**THE RECORDS**:
------------------------------------------------------------

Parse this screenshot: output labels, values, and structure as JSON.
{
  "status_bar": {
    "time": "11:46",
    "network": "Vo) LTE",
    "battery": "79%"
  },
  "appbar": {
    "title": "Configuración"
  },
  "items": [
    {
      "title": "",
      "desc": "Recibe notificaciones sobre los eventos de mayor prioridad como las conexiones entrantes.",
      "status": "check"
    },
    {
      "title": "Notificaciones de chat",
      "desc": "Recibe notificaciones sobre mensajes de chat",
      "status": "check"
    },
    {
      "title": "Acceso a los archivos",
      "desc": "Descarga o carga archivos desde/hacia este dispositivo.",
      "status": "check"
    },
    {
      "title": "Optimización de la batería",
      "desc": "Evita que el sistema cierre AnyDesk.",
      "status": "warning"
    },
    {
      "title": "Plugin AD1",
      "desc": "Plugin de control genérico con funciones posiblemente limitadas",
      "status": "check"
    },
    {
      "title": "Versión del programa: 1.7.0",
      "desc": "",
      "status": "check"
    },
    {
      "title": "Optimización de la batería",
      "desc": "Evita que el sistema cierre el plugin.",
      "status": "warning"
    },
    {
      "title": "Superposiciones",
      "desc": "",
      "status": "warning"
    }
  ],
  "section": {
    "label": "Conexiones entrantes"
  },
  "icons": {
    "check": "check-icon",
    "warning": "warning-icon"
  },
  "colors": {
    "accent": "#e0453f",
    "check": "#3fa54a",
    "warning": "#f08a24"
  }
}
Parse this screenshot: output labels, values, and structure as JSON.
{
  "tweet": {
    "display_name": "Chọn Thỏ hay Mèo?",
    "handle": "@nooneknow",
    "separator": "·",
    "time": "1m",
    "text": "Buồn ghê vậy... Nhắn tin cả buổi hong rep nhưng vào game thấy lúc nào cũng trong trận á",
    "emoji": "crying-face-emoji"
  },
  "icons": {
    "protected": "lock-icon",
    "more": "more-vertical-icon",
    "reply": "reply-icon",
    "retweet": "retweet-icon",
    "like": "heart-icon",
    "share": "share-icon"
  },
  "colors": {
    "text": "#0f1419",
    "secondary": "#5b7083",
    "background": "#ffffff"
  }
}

------------------------------------------------------------

**WHAT THIS TASK INVOLVES**:
Copy every record exactly as presented.

**TASK SOLUTION**:
Parse this screenshot: output labels, values, and structure as JSON.
{
  "status_bar": {
    "time": "11:46",
    "network": "Vo) LTE",
    "battery": "79%"
  },
  "appbar": {
    "title": "Configuración"
  },
  "items": [
    {
      "title": "",
      "desc": "Recibe notificaciones sobre los eventos de mayor prioridad como las conexiones entrantes.",
      "status": "check"
    },
    {
      "title": "Notificaciones de chat",
      "desc": "Recibe notificaciones sobre mensajes de chat",
      "status": "check"
    },
    {
      "title": "Acceso a los archivos",
      "desc": "Descarga o carga archivos desde/hacia este dispositivo.",
      "status": "check"
    },
    {
      "title": "Optimización de la batería",
      "desc": "Evita que el sistema cierre AnyDesk.",
      "status": "warning"
    },
    {
      "title": "Plugin AD1",
      "desc": "Plugin de control genérico con funciones posiblemente limitadas",
      "status": "check"
    },
    {
      "title": "Versión del programa: 1.7.0",
      "desc": "",
      "status": "check"
    },
    {
      "title": "Optimización de la batería",
      "desc": "Evita que el sistema cierre el plugin.",
      "status": "warning"
    },
    {
      "title": "Superposiciones",
      "desc": "",
      "status": "warning"
    }
  ],
  "section": {
    "label": "Conexiones entrantes"
  },
  "icons": {
    "check": "check-icon",
    "warning": "warning-icon"
  },
  "colors": {
    "accent": "#e0453f",
    "check": "#3fa54a",
    "warning": "#f08a24"
  }
}
Parse this screenshot: output labels, values, and structure as JSON.
{
  "tweet": {
    "display_name": "Chọn Thỏ hay Mèo?",
    "handle": "@nooneknow",
    "separator": "·",
    "time": "1m",
    "text": "Buồn ghê vậy... Nhắn tin cả buổi hong rep nhưng vào game thấy lúc nào cũng trong trận á",
    "emoji": "crying-face-emoji"
  },
  "icons": {
    "protected": "lock-icon",
    "more": "more-vertical-icon",
    "reply": "reply-icon",
    "retweet": "retweet-icon",
    "like": "heart-icon",
    "share": "share-icon"
  },
  "colors": {
    "text": "#0f1419",
    "secondary": "#5b7083",
    "background": "#ffffff"
  }
}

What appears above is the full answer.